== Stated problem ==
Reproduce all lines of the listing below in which the word "this" occurs.

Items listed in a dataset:

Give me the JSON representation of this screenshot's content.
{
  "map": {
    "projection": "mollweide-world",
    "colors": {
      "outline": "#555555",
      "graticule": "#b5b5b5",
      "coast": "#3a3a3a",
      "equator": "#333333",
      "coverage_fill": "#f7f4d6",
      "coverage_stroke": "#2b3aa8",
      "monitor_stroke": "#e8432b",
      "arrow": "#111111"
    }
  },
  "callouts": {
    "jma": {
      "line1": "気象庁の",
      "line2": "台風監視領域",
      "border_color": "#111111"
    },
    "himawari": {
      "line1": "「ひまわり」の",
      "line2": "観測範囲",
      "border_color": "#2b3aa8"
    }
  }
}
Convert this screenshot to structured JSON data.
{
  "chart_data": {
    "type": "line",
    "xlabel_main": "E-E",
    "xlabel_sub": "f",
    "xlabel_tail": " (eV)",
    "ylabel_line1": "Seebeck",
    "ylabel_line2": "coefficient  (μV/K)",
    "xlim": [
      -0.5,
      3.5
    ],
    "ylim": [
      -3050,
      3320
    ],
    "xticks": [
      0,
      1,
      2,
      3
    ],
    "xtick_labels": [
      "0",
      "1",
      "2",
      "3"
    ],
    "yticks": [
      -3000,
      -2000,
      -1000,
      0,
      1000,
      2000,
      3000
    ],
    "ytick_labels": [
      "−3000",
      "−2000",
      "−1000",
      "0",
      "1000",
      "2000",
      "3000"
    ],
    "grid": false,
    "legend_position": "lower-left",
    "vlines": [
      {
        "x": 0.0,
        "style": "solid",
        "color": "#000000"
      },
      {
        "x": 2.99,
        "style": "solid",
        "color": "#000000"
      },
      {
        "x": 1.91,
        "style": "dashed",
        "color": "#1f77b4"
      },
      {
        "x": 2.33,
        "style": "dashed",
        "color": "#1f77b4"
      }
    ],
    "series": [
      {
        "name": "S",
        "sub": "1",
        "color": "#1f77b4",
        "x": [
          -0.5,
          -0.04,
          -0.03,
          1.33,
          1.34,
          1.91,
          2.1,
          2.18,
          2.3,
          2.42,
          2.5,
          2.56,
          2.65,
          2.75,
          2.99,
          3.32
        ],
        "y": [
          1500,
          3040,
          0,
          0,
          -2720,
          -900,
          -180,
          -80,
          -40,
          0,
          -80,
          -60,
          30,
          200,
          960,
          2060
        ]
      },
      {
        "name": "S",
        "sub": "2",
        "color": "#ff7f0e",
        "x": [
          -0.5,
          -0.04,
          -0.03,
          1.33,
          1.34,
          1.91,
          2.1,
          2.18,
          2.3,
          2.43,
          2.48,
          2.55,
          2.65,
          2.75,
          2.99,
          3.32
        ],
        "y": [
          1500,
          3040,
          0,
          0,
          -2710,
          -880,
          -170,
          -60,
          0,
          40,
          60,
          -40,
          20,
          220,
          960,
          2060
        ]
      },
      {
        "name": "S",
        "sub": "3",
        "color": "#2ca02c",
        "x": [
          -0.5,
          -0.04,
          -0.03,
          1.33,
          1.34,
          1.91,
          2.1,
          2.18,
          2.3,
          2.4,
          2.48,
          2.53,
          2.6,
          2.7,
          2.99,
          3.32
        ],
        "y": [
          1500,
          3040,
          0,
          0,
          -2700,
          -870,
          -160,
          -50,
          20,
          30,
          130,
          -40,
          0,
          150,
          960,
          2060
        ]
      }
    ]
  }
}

== Completed task ==
Give me the JSON representation of this screenshot's content.
Convert this screenshot to structured JSON data.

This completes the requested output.